(Given entries begins)
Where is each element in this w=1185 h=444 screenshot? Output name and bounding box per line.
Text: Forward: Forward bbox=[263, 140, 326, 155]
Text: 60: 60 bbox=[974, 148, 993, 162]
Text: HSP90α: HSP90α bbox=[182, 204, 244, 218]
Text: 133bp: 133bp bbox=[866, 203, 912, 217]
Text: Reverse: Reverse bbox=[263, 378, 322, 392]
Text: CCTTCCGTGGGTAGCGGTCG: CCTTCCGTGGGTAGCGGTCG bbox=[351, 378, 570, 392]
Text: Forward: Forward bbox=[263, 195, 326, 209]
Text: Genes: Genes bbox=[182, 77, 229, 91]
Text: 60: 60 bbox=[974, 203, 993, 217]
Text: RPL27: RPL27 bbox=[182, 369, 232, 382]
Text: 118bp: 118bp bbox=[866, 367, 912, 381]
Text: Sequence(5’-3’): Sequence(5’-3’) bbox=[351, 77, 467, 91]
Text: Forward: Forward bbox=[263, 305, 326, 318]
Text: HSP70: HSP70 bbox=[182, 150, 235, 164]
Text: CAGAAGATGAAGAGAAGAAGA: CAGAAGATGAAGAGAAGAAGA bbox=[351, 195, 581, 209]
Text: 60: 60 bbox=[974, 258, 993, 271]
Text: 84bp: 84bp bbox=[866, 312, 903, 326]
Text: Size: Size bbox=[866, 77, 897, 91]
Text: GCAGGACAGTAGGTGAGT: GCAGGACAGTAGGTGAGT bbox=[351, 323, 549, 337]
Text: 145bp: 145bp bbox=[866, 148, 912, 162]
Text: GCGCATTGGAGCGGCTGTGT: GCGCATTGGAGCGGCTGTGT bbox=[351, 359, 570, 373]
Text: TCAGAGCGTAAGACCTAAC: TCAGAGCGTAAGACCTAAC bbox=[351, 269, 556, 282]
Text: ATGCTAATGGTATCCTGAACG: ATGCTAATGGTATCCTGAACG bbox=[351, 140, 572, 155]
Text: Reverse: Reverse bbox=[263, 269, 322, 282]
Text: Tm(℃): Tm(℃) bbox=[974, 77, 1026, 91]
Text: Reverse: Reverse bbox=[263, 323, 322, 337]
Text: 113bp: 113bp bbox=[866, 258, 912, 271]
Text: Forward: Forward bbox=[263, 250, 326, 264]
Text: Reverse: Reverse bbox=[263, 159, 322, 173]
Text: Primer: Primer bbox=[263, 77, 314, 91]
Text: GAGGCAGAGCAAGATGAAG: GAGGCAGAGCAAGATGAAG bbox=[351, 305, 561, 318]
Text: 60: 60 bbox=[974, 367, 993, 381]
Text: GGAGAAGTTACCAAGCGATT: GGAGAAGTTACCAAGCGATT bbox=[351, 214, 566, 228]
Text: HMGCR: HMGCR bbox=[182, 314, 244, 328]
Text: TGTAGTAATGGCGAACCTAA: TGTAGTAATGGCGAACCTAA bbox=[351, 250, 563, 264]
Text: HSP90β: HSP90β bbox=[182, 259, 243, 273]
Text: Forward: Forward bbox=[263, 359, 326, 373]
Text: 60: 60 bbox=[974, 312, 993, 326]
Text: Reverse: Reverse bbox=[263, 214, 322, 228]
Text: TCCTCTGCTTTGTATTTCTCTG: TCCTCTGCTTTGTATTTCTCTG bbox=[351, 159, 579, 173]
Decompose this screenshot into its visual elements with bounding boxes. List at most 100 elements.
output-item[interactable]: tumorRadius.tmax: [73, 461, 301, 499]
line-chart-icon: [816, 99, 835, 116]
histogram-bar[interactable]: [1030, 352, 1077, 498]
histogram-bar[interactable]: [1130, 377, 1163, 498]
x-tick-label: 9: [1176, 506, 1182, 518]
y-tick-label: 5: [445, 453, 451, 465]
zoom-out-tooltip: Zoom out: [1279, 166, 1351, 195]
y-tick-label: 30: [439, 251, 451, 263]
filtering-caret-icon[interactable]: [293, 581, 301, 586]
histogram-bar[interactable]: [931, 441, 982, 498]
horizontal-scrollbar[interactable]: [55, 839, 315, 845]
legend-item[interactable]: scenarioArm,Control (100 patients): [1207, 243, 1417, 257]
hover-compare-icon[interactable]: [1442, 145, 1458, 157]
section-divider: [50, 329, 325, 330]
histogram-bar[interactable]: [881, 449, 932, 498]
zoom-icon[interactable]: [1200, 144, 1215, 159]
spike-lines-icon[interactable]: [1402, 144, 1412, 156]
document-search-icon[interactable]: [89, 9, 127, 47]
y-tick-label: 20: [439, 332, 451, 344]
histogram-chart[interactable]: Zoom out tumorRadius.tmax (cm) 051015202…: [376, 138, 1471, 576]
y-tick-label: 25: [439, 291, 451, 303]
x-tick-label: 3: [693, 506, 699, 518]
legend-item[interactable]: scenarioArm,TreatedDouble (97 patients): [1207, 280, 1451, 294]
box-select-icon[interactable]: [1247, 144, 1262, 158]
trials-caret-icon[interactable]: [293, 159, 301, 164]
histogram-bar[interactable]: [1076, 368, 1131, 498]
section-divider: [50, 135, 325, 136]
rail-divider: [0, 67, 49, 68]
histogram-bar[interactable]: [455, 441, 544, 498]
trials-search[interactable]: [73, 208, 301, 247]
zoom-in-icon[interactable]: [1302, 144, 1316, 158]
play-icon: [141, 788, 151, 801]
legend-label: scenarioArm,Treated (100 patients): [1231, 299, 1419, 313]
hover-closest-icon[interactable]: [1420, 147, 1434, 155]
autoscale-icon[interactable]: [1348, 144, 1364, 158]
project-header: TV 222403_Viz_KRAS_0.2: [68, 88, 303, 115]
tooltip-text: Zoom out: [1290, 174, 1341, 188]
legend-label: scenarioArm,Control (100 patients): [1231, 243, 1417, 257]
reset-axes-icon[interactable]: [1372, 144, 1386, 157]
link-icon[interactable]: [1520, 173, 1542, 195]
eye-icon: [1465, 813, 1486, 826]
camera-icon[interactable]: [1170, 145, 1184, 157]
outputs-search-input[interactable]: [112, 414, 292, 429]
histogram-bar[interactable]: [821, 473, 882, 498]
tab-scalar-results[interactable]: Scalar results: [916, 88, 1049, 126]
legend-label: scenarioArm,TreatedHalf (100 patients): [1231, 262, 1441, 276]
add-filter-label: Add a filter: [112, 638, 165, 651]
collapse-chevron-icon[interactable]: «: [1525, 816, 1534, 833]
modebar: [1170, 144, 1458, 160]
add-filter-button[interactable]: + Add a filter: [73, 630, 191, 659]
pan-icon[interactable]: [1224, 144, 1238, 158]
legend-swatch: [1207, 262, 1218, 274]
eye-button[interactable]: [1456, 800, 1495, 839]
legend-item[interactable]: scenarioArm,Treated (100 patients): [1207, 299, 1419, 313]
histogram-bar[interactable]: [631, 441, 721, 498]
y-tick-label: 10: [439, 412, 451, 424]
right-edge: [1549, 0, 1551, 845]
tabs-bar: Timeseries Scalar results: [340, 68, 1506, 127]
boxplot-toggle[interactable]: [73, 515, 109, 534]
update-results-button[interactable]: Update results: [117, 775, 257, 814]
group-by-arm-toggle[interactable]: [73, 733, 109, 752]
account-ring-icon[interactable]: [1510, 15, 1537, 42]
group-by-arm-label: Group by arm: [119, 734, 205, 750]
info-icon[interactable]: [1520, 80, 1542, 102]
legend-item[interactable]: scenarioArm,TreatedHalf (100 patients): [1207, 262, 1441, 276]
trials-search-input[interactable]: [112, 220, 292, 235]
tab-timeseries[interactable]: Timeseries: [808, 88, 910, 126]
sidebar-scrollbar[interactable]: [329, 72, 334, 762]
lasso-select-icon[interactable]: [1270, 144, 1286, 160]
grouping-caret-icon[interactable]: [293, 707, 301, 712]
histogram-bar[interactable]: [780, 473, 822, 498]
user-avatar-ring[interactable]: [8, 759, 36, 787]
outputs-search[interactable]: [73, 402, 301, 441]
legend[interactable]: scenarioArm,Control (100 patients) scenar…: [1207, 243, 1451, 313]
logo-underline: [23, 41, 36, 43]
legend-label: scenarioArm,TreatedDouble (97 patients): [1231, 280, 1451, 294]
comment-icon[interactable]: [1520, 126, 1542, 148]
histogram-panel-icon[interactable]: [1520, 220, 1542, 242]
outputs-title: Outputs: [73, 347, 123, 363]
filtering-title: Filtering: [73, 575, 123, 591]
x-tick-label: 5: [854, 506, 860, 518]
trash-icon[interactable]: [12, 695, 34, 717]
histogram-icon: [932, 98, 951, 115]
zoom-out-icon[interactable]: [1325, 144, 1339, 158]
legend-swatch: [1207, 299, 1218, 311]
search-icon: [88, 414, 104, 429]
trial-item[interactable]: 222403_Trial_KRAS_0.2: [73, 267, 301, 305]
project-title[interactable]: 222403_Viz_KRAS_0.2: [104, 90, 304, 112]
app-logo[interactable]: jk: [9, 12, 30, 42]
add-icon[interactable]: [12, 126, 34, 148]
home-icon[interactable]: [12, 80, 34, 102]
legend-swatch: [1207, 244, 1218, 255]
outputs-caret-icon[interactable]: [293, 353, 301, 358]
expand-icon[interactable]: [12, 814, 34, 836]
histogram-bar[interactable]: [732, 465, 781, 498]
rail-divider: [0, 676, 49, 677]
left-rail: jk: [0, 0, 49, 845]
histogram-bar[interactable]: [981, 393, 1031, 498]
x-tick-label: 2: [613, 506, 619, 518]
(Given entries ends)
» **Goal of the exercise**: Which of the lines above hold the string "select"? Copy each one.

» **Reply to the task**:
box-select-icon[interactable]: [1247, 144, 1262, 158]
lasso-select-icon[interactable]: [1270, 144, 1286, 160]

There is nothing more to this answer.